GOAL:
Each entry that follows must be output without any deviation.

(Data records)
━━━
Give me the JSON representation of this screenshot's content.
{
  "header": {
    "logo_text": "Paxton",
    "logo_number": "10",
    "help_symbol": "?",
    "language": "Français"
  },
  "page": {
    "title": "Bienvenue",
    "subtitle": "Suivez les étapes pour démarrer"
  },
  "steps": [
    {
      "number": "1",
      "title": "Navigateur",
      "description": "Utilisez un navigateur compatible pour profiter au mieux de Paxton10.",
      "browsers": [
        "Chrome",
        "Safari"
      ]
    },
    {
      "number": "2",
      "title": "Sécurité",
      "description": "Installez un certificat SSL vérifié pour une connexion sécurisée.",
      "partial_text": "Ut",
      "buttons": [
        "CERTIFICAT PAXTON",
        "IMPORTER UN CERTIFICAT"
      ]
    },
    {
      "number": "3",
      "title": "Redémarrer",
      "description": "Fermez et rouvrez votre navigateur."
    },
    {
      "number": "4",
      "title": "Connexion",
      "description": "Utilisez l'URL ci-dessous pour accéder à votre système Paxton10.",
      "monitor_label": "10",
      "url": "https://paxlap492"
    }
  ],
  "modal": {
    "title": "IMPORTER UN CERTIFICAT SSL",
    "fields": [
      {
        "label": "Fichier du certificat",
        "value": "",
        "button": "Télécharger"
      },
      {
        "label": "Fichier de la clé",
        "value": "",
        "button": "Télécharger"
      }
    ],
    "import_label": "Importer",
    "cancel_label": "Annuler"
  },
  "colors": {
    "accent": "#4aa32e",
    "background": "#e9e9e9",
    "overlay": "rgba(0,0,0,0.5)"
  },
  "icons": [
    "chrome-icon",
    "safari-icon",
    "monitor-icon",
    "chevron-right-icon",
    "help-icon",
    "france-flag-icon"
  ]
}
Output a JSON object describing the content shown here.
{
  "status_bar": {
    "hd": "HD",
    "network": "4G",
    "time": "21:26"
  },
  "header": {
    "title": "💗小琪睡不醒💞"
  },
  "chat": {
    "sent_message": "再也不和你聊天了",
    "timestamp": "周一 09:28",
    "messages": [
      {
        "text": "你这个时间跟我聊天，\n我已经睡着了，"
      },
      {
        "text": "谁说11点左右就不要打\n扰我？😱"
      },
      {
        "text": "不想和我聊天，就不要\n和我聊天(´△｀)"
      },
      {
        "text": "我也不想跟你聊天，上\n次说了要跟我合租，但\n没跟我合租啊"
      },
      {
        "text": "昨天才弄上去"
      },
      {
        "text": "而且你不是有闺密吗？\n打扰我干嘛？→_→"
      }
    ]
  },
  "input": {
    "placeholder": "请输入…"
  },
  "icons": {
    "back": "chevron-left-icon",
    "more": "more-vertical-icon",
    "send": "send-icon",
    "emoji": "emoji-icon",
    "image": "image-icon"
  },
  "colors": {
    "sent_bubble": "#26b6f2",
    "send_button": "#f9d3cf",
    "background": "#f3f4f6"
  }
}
━━━
TASK RESPONSE:
Give me the JSON representation of this screenshot's content.
{
  "header": {
    "logo_text": "Paxton",
    "logo_number": "10",
    "help_symbol": "?",
    "language": "Français"
  },
  "page": {
    "title": "Bienvenue",
    "subtitle": "Suivez les étapes pour démarrer"
  },
  "steps": [
    {
      "number": "1",
      "title": "Navigateur",
      "description": "Utilisez un navigateur compatible pour profiter au mieux de Paxton10.",
      "browsers": [
        "Chrome",
        "Safari"
      ]
    },
    {
      "number": "2",
      "title": "Sécurité",
      "description": "Installez un certificat SSL vérifié pour une connexion sécurisée.",
      "partial_text": "Ut",
      "buttons": [
        "CERTIFICAT PAXTON",
        "IMPORTER UN CERTIFICAT"
      ]
    },
    {
      "number": "3",
      "title": "Redémarrer",
      "description": "Fermez et rouvrez votre navigateur."
    },
    {
      "number": "4",
      "title": "Connexion",
      "description": "Utilisez l'URL ci-dessous pour accéder à votre système Paxton10.",
      "monitor_label": "10",
      "url": "https://paxlap492"
    }
  ],
  "modal": {
    "title": "IMPORTER UN CERTIFICAT SSL",
    "fields": [
      {
        "label": "Fichier du certificat",
        "value": "",
        "button": "Télécharger"
      },
      {
        "label": "Fichier de la clé",
        "value": "",
        "button": "Télécharger"
      }
    ],
    "import_label": "Importer",
    "cancel_label": "Annuler"
  },
  "colors": {
    "accent": "#4aa32e",
    "background": "#e9e9e9",
    "overlay": "rgba(0,0,0,0.5)"
  },
  "icons": [
    "chrome-icon",
    "safari-icon",
    "monitor-icon",
    "chevron-right-icon",
    "help-icon",
    "france-flag-icon"
  ]
}
Output a JSON object describing the content shown here.
{
  "status_bar": {
    "hd": "HD",
    "network": "4G",
    "time": "21:26"
  },
  "header": {
    "title": "💗小琪睡不醒💞"
  },
  "chat": {
    "sent_message": "再也不和你聊天了",
    "timestamp": "周一 09:28",
    "messages": [
      {
        "text": "你这个时间跟我聊天，\n我已经睡着了，"
      },
      {
        "text": "谁说11点左右就不要打\n扰我？😱"
      },
      {
        "text": "不想和我聊天，就不要\n和我聊天(´△｀)"
      },
      {
        "text": "我也不想跟你聊天，上\n次说了要跟我合租，但\n没跟我合租啊"
      },
      {
        "text": "昨天才弄上去"
      },
      {
        "text": "而且你不是有闺密吗？\n打扰我干嘛？→_→"
      }
    ]
  },
  "input": {
    "placeholder": "请输入…"
  },
  "icons": {
    "back": "chevron-left-icon",
    "more": "more-vertical-icon",
    "send": "send-icon",
    "emoji": "emoji-icon",
    "image": "image-icon"
  },
  "colors": {
    "sent_bubble": "#26b6f2",
    "send_button": "#f9d3cf",
    "background": "#f3f4f6"
  }
}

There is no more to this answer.